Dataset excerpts
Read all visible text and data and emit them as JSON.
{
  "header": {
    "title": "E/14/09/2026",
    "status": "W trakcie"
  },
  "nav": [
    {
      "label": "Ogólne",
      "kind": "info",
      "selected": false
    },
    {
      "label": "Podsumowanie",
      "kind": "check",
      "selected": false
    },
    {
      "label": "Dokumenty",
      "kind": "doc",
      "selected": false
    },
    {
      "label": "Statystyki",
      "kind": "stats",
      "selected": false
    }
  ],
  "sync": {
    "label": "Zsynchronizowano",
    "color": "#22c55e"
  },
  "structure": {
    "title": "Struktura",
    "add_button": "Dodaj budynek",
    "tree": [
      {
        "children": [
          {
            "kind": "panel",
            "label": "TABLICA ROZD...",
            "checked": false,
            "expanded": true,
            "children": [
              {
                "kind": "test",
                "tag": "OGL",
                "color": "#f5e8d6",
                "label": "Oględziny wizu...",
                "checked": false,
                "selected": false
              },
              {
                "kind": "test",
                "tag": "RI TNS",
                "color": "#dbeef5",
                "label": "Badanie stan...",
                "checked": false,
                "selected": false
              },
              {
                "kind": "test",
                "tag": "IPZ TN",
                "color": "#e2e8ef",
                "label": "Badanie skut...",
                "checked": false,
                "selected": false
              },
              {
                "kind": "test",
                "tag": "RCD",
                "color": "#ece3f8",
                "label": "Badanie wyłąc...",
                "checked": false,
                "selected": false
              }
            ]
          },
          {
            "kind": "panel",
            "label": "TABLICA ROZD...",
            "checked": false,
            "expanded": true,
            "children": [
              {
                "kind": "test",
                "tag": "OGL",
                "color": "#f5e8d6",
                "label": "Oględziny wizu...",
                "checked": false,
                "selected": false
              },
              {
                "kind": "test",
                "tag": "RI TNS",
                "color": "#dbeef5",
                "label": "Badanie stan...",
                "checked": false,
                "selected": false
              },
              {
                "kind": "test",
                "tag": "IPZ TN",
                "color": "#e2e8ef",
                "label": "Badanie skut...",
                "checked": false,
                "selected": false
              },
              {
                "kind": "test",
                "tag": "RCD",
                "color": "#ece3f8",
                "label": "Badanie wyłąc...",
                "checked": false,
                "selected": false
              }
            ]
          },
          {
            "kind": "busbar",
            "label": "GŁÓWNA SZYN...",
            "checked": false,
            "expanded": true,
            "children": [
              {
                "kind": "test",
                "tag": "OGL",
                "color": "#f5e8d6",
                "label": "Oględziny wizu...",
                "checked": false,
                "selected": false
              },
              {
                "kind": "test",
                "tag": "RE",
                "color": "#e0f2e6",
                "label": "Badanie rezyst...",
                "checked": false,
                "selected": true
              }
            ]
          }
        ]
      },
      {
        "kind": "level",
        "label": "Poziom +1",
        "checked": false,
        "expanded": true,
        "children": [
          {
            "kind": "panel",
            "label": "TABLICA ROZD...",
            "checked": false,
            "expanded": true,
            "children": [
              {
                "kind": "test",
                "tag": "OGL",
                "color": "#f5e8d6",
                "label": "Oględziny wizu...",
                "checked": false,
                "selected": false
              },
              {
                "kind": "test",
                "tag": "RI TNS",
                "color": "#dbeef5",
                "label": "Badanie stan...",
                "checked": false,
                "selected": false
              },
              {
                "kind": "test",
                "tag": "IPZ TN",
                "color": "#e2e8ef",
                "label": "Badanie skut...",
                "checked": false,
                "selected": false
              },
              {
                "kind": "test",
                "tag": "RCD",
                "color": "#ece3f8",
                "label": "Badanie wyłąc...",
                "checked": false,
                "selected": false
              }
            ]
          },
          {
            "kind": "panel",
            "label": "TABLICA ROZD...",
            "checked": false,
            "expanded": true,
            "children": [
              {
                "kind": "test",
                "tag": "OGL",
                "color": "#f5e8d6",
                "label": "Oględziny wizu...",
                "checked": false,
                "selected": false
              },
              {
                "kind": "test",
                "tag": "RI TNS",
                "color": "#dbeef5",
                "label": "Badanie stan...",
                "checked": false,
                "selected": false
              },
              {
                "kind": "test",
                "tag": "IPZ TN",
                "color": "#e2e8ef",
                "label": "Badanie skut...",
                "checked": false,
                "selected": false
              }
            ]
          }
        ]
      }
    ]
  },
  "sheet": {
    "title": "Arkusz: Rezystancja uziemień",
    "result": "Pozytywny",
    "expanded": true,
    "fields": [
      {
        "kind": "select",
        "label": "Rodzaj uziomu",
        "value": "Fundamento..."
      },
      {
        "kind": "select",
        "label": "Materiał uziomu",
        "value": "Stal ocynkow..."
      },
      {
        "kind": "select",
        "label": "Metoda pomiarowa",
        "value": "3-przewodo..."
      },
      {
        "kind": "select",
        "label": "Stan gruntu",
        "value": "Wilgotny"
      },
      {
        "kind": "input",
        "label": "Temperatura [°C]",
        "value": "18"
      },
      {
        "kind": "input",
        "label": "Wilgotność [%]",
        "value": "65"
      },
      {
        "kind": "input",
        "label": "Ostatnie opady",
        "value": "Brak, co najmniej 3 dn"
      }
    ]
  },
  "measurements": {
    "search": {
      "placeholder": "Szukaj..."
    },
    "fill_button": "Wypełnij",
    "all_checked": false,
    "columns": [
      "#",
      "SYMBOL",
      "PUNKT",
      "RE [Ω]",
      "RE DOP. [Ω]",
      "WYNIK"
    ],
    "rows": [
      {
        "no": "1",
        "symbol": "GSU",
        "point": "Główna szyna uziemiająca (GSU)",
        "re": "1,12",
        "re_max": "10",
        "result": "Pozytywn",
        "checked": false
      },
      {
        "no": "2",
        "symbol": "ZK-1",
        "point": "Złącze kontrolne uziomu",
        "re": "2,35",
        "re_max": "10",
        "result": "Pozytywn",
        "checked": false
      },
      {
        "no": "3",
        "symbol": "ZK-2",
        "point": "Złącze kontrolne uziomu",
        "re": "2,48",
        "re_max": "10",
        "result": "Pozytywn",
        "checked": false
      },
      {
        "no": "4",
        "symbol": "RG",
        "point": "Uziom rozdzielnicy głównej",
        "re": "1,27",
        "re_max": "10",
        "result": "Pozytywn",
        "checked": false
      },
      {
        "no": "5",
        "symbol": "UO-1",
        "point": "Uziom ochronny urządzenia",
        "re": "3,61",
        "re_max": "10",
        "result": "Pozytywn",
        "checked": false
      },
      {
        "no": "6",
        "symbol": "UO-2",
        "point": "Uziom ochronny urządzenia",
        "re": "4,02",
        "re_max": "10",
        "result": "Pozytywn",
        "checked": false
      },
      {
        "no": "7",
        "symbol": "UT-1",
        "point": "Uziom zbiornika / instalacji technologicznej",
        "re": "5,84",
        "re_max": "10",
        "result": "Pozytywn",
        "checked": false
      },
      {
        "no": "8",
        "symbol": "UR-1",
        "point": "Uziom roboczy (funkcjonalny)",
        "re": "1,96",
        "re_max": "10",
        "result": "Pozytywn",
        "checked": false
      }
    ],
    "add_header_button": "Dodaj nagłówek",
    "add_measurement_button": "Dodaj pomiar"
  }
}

▸ Task requirements
Only the number is wanted: how many lines of the data contain the word "title"?

▸ Answer to this task
3